(Data entries)
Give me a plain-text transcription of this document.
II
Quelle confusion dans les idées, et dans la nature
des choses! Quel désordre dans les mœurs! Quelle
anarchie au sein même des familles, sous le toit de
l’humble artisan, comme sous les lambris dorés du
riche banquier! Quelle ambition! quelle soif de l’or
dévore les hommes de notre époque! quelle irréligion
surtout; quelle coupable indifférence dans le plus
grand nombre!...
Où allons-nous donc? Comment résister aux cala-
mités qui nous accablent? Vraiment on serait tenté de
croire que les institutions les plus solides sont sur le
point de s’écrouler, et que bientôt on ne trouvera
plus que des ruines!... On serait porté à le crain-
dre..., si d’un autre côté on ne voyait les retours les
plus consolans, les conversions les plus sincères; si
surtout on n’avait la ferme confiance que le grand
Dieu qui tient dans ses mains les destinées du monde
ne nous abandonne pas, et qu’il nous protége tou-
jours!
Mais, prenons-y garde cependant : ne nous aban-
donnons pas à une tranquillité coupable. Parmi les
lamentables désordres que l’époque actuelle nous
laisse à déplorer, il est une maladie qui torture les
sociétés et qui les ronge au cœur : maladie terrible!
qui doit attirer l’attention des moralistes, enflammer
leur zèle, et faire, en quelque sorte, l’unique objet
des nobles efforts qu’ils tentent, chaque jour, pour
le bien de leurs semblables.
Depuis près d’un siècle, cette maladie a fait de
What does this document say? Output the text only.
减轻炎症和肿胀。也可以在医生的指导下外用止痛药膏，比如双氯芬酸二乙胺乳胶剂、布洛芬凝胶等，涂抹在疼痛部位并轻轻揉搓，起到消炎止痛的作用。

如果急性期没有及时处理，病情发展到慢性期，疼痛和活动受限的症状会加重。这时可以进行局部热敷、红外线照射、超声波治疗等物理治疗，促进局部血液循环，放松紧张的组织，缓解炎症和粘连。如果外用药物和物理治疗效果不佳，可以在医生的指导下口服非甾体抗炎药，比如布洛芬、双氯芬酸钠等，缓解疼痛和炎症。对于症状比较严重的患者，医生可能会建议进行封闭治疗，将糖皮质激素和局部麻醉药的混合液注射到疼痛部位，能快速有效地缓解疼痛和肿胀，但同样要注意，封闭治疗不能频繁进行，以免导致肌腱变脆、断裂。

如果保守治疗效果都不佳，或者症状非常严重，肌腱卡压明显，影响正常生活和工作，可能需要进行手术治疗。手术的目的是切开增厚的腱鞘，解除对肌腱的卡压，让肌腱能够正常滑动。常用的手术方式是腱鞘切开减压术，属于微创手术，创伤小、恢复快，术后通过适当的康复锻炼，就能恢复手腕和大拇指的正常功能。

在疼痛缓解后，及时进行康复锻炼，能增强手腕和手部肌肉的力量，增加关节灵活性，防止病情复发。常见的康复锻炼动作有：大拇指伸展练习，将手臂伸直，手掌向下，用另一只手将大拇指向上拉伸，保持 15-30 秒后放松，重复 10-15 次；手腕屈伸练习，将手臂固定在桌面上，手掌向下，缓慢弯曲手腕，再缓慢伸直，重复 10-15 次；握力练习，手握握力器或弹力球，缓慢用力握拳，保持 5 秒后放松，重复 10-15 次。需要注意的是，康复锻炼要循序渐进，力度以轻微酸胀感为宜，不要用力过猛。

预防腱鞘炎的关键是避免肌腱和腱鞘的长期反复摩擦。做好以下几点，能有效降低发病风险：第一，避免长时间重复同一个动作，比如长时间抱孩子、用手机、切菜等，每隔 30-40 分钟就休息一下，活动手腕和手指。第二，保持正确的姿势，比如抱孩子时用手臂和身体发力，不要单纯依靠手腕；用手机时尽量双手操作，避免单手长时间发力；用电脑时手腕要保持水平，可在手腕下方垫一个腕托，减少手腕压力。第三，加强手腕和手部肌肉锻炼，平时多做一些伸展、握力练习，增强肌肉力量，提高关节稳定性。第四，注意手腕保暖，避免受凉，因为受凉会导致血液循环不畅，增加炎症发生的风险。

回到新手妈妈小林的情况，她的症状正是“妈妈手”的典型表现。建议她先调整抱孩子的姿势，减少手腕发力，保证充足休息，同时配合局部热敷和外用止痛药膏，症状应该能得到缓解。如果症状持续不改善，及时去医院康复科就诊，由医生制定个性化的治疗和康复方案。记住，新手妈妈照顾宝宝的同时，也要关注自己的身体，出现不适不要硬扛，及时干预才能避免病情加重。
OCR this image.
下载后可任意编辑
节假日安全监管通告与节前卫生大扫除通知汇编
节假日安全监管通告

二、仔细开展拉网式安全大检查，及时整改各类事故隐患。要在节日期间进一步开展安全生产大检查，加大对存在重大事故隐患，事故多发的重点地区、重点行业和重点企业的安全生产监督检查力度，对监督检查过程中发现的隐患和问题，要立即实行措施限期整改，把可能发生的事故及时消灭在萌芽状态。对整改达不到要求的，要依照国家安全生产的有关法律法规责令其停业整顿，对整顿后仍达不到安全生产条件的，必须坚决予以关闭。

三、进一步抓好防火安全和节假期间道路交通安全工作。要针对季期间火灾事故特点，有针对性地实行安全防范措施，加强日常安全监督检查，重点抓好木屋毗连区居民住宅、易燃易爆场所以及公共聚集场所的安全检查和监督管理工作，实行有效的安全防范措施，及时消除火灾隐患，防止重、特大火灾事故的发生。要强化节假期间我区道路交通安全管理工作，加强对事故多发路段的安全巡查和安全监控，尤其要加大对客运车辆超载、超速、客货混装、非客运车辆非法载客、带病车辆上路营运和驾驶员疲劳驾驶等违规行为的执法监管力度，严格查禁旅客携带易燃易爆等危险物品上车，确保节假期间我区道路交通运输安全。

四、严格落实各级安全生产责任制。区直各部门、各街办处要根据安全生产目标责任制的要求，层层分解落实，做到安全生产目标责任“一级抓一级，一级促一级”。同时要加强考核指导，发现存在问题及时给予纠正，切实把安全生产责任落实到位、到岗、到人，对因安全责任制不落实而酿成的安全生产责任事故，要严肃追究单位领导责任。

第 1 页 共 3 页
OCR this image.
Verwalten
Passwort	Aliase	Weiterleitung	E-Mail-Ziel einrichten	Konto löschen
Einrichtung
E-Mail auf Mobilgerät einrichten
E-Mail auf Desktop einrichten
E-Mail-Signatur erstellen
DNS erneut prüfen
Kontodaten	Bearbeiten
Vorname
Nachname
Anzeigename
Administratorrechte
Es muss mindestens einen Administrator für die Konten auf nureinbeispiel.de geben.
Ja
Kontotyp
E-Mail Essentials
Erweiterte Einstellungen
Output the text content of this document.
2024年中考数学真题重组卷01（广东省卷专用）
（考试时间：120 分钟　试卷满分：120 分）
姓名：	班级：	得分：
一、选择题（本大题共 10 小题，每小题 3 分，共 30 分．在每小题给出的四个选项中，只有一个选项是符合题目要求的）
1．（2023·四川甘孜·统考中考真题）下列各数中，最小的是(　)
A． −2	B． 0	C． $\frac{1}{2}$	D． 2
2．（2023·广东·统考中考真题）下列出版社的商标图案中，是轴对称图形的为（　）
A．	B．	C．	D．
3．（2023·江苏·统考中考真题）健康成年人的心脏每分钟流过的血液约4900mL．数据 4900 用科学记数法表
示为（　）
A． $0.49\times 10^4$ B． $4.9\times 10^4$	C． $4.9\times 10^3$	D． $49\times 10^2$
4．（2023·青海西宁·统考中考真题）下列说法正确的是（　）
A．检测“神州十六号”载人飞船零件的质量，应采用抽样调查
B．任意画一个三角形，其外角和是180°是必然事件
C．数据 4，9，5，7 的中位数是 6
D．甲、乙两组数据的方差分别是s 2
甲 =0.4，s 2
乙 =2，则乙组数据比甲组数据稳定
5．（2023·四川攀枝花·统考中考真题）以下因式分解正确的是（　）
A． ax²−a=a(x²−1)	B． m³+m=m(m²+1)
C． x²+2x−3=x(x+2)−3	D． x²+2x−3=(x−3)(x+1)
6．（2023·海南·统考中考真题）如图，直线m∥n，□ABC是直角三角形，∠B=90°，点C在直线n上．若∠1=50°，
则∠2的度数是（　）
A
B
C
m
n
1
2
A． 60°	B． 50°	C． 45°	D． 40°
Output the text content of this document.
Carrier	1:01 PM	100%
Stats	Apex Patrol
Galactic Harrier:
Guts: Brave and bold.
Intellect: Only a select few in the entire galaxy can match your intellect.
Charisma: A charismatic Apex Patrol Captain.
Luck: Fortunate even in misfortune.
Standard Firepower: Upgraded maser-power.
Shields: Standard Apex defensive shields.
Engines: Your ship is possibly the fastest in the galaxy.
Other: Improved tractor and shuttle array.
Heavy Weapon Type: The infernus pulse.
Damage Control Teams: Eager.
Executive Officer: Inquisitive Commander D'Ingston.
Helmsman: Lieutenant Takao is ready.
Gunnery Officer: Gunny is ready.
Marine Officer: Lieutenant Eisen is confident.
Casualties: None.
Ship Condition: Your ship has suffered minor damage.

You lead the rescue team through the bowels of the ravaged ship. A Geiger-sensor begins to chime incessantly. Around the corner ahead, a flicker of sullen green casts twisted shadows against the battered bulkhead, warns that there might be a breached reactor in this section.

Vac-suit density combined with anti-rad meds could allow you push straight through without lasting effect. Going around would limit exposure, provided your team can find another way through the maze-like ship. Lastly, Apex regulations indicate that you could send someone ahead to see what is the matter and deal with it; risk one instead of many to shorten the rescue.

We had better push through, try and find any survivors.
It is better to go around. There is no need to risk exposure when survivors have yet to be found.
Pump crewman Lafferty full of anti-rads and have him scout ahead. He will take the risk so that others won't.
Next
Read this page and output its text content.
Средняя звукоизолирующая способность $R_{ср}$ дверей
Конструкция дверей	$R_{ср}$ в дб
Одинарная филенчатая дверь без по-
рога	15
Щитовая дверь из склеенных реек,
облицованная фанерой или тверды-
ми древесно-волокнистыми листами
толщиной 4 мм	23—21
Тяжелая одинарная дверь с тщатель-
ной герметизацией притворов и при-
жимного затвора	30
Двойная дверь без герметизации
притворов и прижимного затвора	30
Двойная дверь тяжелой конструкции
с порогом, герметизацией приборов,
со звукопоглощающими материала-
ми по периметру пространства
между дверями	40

What is asked: Set out every line from the material that contains the string "serait".

Correct result:
mités qui nous accablent? Vraiment on serait tenté de
plus que des ruines!... On serait porté à le crain-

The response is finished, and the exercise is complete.